What you will do :: Search the data for the word "JSON" and copy every line where it occurs.

***

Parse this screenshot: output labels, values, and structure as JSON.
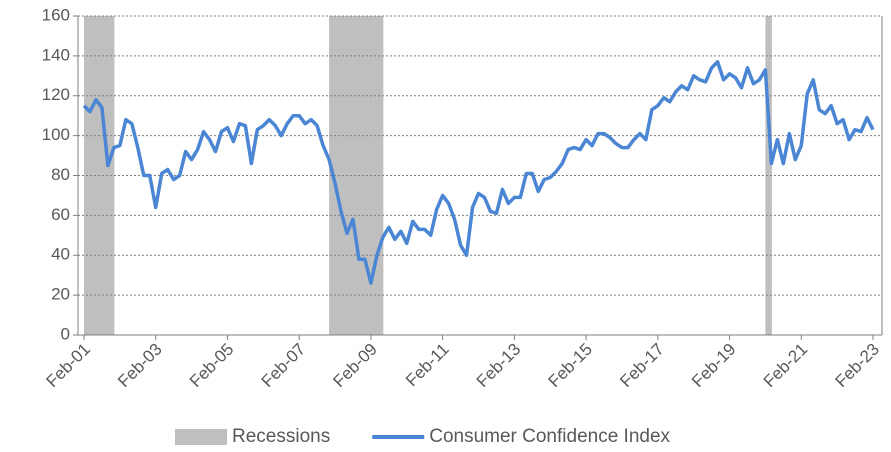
{
  "chart_data": {
    "type": "line",
    "categories": [
      "Feb-01",
      null,
      null,
      null,
      null,
      null,
      null,
      null,
      null,
      null,
      null,
      null,
      "Feb-03",
      null,
      null,
      null,
      null,
      null,
      null,
      null,
      null,
      null,
      null,
      null,
      "Feb-05",
      null,
      null,
      null,
      null,
      null,
      null,
      null,
      null,
      null,
      null,
      null,
      "Feb-07",
      null,
      null,
      null,
      null,
      null,
      null,
      null,
      null,
      null,
      null,
      null,
      "Feb-09",
      null,
      null,
      null,
      null,
      null,
      null,
      null,
      null,
      null,
      null,
      null,
      "Feb-11",
      null,
      null,
      null,
      null,
      null,
      null,
      null,
      null,
      null,
      null,
      null,
      "Feb-13",
      null,
      null,
      null,
      null,
      null,
      null,
      null,
      null,
      null,
      null,
      null,
      "Feb-15",
      null,
      null,
      null,
      null,
      null,
      null,
      null,
      null,
      null,
      null,
      null,
      "Feb-17",
      null,
      null,
      null,
      null,
      null,
      null,
      null,
      null,
      null,
      null,
      null,
      "Feb-19",
      null,
      null,
      null,
      null,
      null,
      null,
      null,
      null,
      null,
      null,
      null,
      "Feb-21",
      null,
      null,
      null,
      null,
      null,
      null,
      null,
      null,
      null,
      null,
      null,
      "Feb-23"
    ],
    "series": [
      {
        "name": "Recessions",
        "type": "bar",
        "color": "#bfbfbf",
        "values": [
          160,
          160,
          160,
          160,
          160,
          null,
          null,
          null,
          null,
          null,
          null,
          null,
          null,
          null,
          null,
          null,
          null,
          null,
          null,
          null,
          null,
          null,
          null,
          null,
          null,
          null,
          null,
          null,
          null,
          null,
          null,
          null,
          null,
          null,
          null,
          null,
          null,
          null,
          null,
          null,
          null,
          160,
          160,
          160,
          160,
          160,
          160,
          160,
          160,
          160,
          null,
          null,
          null,
          null,
          null,
          null,
          null,
          null,
          null,
          null,
          null,
          null,
          null,
          null,
          null,
          null,
          null,
          null,
          null,
          null,
          null,
          null,
          null,
          null,
          null,
          null,
          null,
          null,
          null,
          null,
          null,
          null,
          null,
          null,
          null,
          null,
          null,
          null,
          null,
          null,
          null,
          null,
          null,
          null,
          null,
          null,
          null,
          null,
          null,
          null,
          null,
          null,
          null,
          null,
          null,
          null,
          null,
          null,
          null,
          null,
          null,
          null,
          null,
          null,
          160,
          null,
          null,
          null,
          null,
          null,
          null,
          null,
          null,
          null,
          null,
          null,
          null,
          null,
          null,
          null,
          null,
          null,
          null
        ]
      },
      {
        "name": "Consumer Confidence Index",
        "type": "line",
        "color": "#4a86d4",
        "values": [
          115,
          112,
          118,
          114,
          85,
          94,
          95,
          108,
          106,
          94,
          80,
          80,
          64,
          81,
          83,
          78,
          80,
          92,
          88,
          93,
          102,
          98,
          92,
          102,
          104,
          97,
          106,
          105,
          86,
          103,
          105,
          108,
          105,
          100,
          106,
          110,
          110,
          106,
          108,
          105,
          95,
          88,
          76,
          62,
          51,
          58,
          38,
          38,
          26,
          40,
          49,
          54,
          48,
          52,
          46,
          57,
          53,
          53,
          50,
          63,
          70,
          66,
          58,
          45,
          40,
          64,
          71,
          69,
          62,
          61,
          73,
          66,
          69,
          69,
          81,
          81,
          72,
          78,
          79,
          82,
          86,
          93,
          94,
          93,
          98,
          95,
          101,
          101,
          99,
          96,
          94,
          94,
          98,
          101,
          98,
          113,
          115,
          119,
          117,
          122,
          125,
          123,
          130,
          128,
          127,
          134,
          137,
          128,
          131,
          129,
          124,
          134,
          126,
          128,
          133,
          86,
          98,
          86,
          101,
          88,
          95,
          121,
          128,
          113,
          111,
          115,
          106,
          108,
          98,
          103,
          102,
          109,
          103
        ]
      }
    ],
    "ylim": [
      0,
      160
    ],
    "yticks": [
      0,
      20,
      40,
      60,
      80,
      100,
      120,
      140,
      160
    ],
    "grid": true,
    "legend": "bottom"
  }
}
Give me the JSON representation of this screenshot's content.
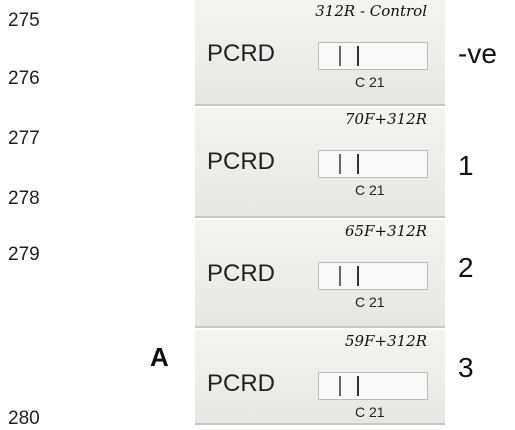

***

Problem solution ::
Parse this screenshot: output labels, values, and structure as JSON.
Give me the JSON representation of this screenshot's content.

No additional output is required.